▶ **Supplied records**:
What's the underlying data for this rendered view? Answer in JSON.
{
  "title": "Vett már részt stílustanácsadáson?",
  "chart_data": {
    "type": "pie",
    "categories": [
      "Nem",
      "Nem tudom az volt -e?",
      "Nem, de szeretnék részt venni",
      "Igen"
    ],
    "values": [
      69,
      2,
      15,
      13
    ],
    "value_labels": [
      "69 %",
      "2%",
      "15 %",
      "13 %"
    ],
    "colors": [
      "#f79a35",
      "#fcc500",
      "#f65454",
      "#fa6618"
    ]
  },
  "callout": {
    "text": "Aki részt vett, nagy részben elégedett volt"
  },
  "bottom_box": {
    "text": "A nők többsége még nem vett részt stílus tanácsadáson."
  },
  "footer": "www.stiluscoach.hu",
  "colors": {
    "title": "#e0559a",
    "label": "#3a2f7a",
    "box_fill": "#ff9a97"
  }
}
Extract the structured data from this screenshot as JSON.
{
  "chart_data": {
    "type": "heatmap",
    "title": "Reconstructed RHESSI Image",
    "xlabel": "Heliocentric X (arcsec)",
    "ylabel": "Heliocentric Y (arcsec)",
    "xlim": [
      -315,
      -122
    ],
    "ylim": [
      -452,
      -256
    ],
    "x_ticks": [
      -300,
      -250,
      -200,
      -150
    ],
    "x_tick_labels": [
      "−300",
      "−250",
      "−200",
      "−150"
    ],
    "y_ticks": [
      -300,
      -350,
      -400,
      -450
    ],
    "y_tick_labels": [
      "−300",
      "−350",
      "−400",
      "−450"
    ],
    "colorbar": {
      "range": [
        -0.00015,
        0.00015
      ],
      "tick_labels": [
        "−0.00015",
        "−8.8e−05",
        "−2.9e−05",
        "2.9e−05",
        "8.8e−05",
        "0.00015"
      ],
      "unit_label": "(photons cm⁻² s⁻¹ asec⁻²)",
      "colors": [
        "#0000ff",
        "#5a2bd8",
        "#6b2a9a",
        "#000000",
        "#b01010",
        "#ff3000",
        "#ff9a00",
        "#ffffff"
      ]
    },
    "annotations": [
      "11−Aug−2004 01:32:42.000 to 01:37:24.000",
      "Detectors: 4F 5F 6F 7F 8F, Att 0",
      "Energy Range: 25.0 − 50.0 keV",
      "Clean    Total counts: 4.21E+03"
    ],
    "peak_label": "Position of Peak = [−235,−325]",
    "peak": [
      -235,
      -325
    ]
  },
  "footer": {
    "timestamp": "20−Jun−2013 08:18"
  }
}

▶ **Problem to solve**: Make an exact copy of the material above.

▶ **Right answer**:
What's the underlying data for this rendered view? Answer in JSON.
{
  "title": "Vett már részt stílustanácsadáson?",
  "chart_data": {
    "type": "pie",
    "categories": [
      "Nem",
      "Nem tudom az volt -e?",
      "Nem, de szeretnék részt venni",
      "Igen"
    ],
    "values": [
      69,
      2,
      15,
      13
    ],
    "value_labels": [
      "69 %",
      "2%",
      "15 %",
      "13 %"
    ],
    "colors": [
      "#f79a35",
      "#fcc500",
      "#f65454",
      "#fa6618"
    ]
  },
  "callout": {
    "text": "Aki részt vett, nagy részben elégedett volt"
  },
  "bottom_box": {
    "text": "A nők többsége még nem vett részt stílus tanácsadáson."
  },
  "footer": "www.stiluscoach.hu",
  "colors": {
    "title": "#e0559a",
    "label": "#3a2f7a",
    "box_fill": "#ff9a97"
  }
}
Extract the structured data from this screenshot as JSON.
{
  "chart_data": {
    "type": "heatmap",
    "title": "Reconstructed RHESSI Image",
    "xlabel": "Heliocentric X (arcsec)",
    "ylabel": "Heliocentric Y (arcsec)",
    "xlim": [
      -315,
      -122
    ],
    "ylim": [
      -452,
      -256
    ],
    "x_ticks": [
      -300,
      -250,
      -200,
      -150
    ],
    "x_tick_labels": [
      "−300",
      "−250",
      "−200",
      "−150"
    ],
    "y_ticks": [
      -300,
      -350,
      -400,
      -450
    ],
    "y_tick_labels": [
      "−300",
      "−350",
      "−400",
      "−450"
    ],
    "colorbar": {
      "range": [
        -0.00015,
        0.00015
      ],
      "tick_labels": [
        "−0.00015",
        "−8.8e−05",
        "−2.9e−05",
        "2.9e−05",
        "8.8e−05",
        "0.00015"
      ],
      "unit_label": "(photons cm⁻² s⁻¹ asec⁻²)",
      "colors": [
        "#0000ff",
        "#5a2bd8",
        "#6b2a9a",
        "#000000",
        "#b01010",
        "#ff3000",
        "#ff9a00",
        "#ffffff"
      ]
    },
    "annotations": [
      "11−Aug−2004 01:32:42.000 to 01:37:24.000",
      "Detectors: 4F 5F 6F 7F 8F, Att 0",
      "Energy Range: 25.0 − 50.0 keV",
      "Clean    Total counts: 4.21E+03"
    ],
    "peak_label": "Position of Peak = [−235,−325]",
    "peak": [
      -235,
      -325
    ]
  },
  "footer": {
    "timestamp": "20−Jun−2013 08:18"
  }
}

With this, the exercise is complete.